* DESCRIPTION OF THE TASK: Locate every line in the listing that contains the word "Username", and copy each of those lines in full. Matching is case-sensitive.

* GIVEN INFORMATION:
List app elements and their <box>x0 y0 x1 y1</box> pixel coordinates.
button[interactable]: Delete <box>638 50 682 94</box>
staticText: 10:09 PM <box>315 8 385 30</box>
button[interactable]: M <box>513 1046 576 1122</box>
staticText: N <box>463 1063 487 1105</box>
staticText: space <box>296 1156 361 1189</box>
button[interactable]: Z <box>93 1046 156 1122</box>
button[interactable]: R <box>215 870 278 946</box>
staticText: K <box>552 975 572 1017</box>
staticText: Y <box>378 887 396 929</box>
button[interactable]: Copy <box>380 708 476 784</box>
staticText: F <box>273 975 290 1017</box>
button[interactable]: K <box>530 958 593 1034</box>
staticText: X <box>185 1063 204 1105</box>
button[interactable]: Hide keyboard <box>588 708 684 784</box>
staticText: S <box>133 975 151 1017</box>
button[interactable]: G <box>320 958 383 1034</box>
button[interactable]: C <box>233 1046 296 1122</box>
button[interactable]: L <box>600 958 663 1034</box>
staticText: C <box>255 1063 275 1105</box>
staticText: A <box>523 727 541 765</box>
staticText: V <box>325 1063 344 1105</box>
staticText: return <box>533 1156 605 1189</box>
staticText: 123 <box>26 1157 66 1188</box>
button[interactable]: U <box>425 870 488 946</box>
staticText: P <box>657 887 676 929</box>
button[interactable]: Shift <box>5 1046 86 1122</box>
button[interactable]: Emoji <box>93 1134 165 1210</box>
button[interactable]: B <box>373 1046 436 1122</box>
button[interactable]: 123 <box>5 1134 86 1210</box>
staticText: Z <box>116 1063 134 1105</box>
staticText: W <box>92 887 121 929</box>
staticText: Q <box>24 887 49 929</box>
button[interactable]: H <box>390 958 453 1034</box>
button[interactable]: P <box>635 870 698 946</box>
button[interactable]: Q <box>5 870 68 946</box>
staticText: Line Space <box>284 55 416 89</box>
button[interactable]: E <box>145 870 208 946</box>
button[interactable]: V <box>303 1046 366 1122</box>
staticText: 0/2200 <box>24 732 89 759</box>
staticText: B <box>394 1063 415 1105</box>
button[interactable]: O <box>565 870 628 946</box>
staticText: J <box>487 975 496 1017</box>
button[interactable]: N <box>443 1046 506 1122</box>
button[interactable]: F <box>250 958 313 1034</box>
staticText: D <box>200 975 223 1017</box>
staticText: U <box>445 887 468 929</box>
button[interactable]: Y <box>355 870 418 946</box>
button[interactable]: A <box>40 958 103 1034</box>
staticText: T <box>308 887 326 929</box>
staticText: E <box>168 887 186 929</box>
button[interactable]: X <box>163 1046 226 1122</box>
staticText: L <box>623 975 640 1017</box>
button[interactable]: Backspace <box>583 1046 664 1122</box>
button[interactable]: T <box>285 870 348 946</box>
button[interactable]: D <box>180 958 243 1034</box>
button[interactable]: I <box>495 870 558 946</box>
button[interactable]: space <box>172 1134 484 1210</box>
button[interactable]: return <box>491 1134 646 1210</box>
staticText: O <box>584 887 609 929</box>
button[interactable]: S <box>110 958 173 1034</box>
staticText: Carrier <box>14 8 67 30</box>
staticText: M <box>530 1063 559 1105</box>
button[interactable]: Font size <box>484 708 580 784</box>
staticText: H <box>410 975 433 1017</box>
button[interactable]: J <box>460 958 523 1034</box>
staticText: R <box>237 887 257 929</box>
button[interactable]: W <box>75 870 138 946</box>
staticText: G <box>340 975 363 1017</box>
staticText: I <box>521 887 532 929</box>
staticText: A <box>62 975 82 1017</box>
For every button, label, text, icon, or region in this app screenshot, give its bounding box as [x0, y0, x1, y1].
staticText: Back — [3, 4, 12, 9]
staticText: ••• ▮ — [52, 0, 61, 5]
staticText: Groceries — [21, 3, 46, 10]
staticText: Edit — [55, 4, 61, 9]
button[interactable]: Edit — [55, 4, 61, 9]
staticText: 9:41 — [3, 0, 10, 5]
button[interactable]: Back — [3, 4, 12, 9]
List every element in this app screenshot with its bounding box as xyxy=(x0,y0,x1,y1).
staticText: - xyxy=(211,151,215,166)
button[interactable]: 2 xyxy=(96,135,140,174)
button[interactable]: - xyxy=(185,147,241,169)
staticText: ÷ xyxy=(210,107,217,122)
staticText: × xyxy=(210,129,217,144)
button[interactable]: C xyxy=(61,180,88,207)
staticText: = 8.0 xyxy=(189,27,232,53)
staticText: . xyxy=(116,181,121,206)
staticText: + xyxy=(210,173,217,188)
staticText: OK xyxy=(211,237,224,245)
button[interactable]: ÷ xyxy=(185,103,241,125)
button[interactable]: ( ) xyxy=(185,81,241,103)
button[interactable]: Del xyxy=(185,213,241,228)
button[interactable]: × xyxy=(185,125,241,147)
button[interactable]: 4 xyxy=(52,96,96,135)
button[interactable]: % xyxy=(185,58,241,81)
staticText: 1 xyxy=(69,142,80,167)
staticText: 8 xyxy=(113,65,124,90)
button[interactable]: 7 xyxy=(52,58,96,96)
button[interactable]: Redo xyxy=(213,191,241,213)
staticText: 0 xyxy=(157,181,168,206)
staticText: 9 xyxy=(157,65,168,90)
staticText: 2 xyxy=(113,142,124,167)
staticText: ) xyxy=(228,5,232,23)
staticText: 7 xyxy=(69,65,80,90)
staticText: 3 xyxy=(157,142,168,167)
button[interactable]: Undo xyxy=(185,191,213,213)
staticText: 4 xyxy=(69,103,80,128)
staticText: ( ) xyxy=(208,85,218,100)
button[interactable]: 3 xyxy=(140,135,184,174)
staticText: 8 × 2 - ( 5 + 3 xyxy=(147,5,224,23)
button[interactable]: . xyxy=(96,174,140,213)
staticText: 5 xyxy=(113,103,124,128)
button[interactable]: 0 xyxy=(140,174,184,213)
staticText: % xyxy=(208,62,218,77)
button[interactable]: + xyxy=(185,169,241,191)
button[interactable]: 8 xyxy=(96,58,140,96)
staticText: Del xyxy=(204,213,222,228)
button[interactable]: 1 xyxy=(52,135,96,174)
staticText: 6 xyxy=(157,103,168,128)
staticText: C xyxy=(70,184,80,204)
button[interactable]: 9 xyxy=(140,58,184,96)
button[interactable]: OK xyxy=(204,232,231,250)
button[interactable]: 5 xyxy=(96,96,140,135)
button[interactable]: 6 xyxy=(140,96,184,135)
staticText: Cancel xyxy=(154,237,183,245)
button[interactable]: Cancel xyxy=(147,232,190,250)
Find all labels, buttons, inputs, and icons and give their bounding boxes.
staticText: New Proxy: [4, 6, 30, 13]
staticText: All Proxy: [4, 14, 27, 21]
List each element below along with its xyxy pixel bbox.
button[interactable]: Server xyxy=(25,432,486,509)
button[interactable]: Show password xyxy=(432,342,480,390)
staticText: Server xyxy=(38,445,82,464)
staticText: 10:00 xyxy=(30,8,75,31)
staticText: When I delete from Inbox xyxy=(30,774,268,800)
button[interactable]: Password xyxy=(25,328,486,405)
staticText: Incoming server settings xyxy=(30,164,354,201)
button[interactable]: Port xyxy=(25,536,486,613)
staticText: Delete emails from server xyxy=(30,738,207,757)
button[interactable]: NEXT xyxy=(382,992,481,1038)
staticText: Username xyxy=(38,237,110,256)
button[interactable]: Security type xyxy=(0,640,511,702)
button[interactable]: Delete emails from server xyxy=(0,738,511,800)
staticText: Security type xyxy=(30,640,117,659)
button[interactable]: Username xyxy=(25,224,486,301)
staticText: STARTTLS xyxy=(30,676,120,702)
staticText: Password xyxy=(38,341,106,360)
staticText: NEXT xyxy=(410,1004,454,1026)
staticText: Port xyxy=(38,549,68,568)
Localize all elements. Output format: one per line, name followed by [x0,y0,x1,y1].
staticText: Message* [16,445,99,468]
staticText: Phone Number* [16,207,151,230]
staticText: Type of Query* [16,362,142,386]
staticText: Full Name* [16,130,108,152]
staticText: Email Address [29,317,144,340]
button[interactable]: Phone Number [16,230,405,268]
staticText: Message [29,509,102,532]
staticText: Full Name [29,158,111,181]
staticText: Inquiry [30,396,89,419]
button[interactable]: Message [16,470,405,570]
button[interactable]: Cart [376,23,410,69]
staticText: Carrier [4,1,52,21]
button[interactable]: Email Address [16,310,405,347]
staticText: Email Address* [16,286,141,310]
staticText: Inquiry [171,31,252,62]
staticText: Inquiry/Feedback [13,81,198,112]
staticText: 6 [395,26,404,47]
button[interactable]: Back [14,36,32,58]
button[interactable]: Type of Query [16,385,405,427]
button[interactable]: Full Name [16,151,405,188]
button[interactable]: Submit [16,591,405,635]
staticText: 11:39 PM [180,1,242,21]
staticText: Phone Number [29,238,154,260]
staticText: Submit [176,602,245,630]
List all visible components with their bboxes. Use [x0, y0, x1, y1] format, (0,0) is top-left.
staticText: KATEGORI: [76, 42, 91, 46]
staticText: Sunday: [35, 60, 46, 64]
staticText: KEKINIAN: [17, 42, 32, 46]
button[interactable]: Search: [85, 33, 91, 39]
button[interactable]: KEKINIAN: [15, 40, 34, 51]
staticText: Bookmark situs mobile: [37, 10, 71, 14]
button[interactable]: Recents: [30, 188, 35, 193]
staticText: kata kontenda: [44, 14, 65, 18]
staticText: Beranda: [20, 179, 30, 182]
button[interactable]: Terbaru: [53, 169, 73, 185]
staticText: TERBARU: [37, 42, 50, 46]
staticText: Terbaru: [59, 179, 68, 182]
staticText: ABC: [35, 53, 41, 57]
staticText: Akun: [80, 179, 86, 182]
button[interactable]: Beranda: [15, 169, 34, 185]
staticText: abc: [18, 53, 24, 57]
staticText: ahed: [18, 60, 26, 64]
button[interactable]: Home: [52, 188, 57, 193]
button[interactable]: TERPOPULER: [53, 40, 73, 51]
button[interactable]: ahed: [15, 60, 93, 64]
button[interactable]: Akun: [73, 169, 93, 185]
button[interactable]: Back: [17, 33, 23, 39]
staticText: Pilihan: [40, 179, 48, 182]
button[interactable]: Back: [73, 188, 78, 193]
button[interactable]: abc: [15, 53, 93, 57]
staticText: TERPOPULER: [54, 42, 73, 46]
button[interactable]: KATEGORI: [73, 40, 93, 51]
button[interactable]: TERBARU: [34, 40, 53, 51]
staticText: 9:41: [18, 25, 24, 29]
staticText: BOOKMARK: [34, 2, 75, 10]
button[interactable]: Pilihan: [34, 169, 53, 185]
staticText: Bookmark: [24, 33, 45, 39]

* TASK OUTPUT:
staticText: Username xyxy=(38,237,110,256)
button[interactable]: Username xyxy=(25,224,486,301)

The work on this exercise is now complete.